#### [SET PROBLEM A]
In the essay on “Lanval”, what condition does the Fairy Queen set for Lanval in return for granting his wishes?

In the narrative poem, “Lanval,” the Fairy Queen represents an empowered women, who is comfortable with the exploitation of her sexuality. Lanval, a knight in King Arthur’s court, is wisped away by two beautiful woman to the enchanting Fairy Queen, who then uses her body and riches to lure him in. She is described to be the most beautiful woman in existence, yet the mere fact that only Lanval can see her and wish upon her makes her in control of her own body. Lanval is simply seduced by the Fairy Queen and her beauty, and she claims to be his lover forever and offers him the ability to wish for anything he desires, so long as he does not tell a soul of her existence. The agreement between the Fairy Queen and Lanval gives her empowerment over Lanval, as it is typically the men who are in the role of being able to provide any desire their woman may wish upon. Lanval in this case, is now in the stereotypical shoes of a woman in distress who comes into a “fairytale dream” so to speak. Typically, it is the man who woe’s the woman, but in Lanvals case, he is being wooed by the Fairy Queen.

The Fairy Queen’s beauty is what gives her empowerment over Lanval, and leads her to be seen as an unconfined woman. Some descriptors of the Fairy Queen being; “Her body was very elegant and comely,” or “any one of her servants/ even the poorest maid / is worth more than you, lady queen / in body, face, and beauty / in manners and goodness” (France lines 100, 298-302). These express how the mere appearance of the Fairy Queen is enough to make her powerful over Lanval and any other woman by seduction and grace. The Fairy Queen is quite aware of her power and beauty, which makes it even easier for her to use it to her advantage. The reason the Fairy Queen is an unconfined woman, is because she is the one who runs the show based off of the knowledge the reader knows. She has servants who are beautiful as well, and riches, even linens that are apparently “worth more than a castle”.

The only other main woman in “Lanval” is Queen Guinevere, who appears in many works of Middle English literature, as a representation of a powerful woman of this time period. Guinevere is seen in “Lanval” using this power to her advantage, when she almost gets him executed due to his undesire towards her sexual advances. This portrayal of Guinevere’s personal sexual desires is not often seen in other works of literature, but rather just the mere note that she is seen as a beautiful sexual object for men. In “Sir Gawain and The Green Knight,” the author presents Guinevere as the “ideal” woman during this time period, as she is powerful in her role, yet confined, since she is in fact, a woman. She still represents the ideal woman of the medieval time period due to her composure, beauty, and physical demeanor. Guinevere is often portrayed as an object for men, and more like a prized-possession to King Arthur, due to her role as a peaceweaver, which shows the idea that a woman is content with this lifestyle. However, we learn in “Lanval,” that Guinevere is clearly not content, as her sexual desires seek more, which readers see through her advances towards Lanval.

#### [EXTRACTED MATERIAL]
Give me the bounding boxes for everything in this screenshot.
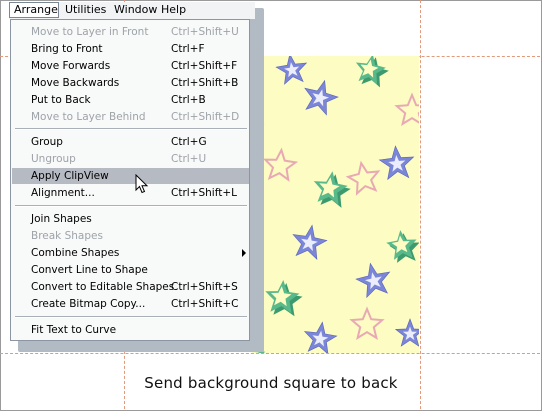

...

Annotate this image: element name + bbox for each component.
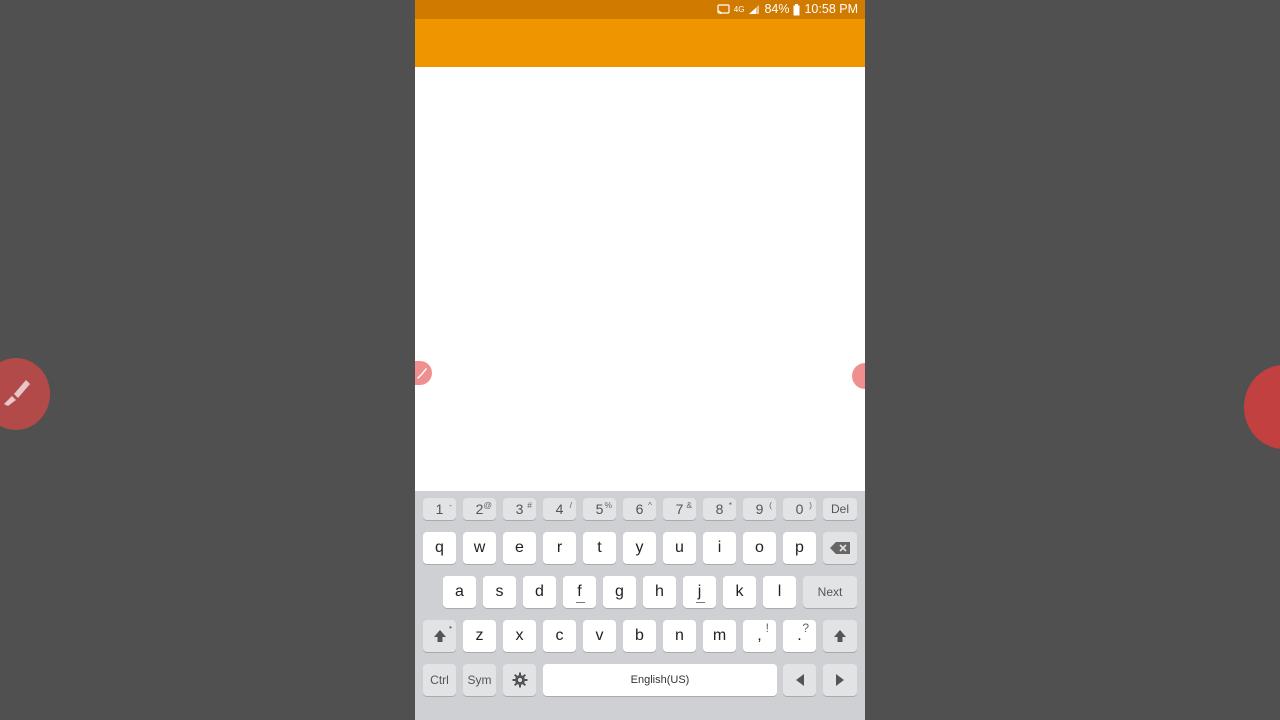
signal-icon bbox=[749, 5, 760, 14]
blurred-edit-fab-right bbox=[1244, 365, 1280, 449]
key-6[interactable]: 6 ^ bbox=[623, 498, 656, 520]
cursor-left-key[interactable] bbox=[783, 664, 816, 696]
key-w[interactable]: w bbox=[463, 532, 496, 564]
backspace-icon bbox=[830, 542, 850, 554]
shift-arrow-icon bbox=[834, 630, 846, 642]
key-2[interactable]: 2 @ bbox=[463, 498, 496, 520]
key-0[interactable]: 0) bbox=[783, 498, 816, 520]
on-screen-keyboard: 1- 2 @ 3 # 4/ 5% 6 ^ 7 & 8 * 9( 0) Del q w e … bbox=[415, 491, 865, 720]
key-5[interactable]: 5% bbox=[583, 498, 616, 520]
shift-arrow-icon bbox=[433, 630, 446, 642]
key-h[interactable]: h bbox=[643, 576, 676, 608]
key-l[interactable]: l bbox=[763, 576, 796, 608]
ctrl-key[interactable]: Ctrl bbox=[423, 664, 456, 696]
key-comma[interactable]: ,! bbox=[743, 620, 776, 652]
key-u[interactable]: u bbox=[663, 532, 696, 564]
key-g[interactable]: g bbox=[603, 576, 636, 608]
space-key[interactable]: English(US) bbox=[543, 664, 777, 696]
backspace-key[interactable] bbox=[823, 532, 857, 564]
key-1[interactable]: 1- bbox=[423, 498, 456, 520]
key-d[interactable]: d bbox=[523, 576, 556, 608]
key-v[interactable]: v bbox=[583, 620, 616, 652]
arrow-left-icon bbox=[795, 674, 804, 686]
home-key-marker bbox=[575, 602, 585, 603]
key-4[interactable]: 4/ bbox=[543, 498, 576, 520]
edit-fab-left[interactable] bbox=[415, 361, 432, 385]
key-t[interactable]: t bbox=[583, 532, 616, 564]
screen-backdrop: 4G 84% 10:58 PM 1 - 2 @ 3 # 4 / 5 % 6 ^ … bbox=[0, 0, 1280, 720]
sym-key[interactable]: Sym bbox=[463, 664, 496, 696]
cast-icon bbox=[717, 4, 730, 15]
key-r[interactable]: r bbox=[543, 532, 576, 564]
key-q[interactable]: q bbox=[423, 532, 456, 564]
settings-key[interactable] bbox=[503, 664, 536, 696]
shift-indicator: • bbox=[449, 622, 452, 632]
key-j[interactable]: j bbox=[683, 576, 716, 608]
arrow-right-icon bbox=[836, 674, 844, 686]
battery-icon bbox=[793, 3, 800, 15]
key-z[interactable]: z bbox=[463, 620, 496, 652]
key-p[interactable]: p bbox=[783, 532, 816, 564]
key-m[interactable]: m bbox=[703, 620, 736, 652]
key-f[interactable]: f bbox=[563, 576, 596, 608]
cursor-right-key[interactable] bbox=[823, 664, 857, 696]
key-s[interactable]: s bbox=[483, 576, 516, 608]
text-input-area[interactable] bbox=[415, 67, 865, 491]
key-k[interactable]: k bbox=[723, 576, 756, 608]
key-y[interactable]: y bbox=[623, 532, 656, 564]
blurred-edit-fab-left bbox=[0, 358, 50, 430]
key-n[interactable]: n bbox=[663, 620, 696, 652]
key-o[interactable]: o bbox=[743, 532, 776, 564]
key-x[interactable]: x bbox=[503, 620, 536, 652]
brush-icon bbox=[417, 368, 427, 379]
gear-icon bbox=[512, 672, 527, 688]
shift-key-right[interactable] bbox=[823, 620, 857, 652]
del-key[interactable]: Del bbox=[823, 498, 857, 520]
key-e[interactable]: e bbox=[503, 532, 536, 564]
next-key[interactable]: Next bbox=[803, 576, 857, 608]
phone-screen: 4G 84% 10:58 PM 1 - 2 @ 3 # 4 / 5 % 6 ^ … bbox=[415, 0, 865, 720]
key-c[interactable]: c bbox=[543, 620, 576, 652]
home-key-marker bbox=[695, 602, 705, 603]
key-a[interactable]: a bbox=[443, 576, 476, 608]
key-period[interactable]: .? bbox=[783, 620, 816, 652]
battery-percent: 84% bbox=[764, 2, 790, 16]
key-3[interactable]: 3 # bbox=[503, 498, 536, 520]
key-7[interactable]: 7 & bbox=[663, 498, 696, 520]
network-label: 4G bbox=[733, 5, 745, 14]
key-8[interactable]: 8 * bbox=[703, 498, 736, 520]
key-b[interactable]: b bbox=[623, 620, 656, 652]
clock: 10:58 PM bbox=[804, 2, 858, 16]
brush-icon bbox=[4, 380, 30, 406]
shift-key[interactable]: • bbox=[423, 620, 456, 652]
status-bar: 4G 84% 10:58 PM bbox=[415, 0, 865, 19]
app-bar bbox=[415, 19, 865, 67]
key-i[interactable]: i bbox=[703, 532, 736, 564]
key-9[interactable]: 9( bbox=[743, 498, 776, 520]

#### [SET PROBLEM B]
In the records, copy out every line from the one containing "Annotate this image: element" up to and including the one containing "key-w[interactable]: w bbox=[463, 532, 496, 564]", leaving out the pictures.

#### [COMPLETE ANSWER A]
He must not tell a soul of her existence.

#### [COMPLETE ANSWER B]
Annotate this image: element name + bbox for each component.
signal-icon bbox=[749, 5, 760, 14]
blurred-edit-fab-right bbox=[1244, 365, 1280, 449]
key-6[interactable]: 6 ^ bbox=[623, 498, 656, 520]
cursor-left-key[interactable] bbox=[783, 664, 816, 696]
key-w[interactable]: w bbox=[463, 532, 496, 564]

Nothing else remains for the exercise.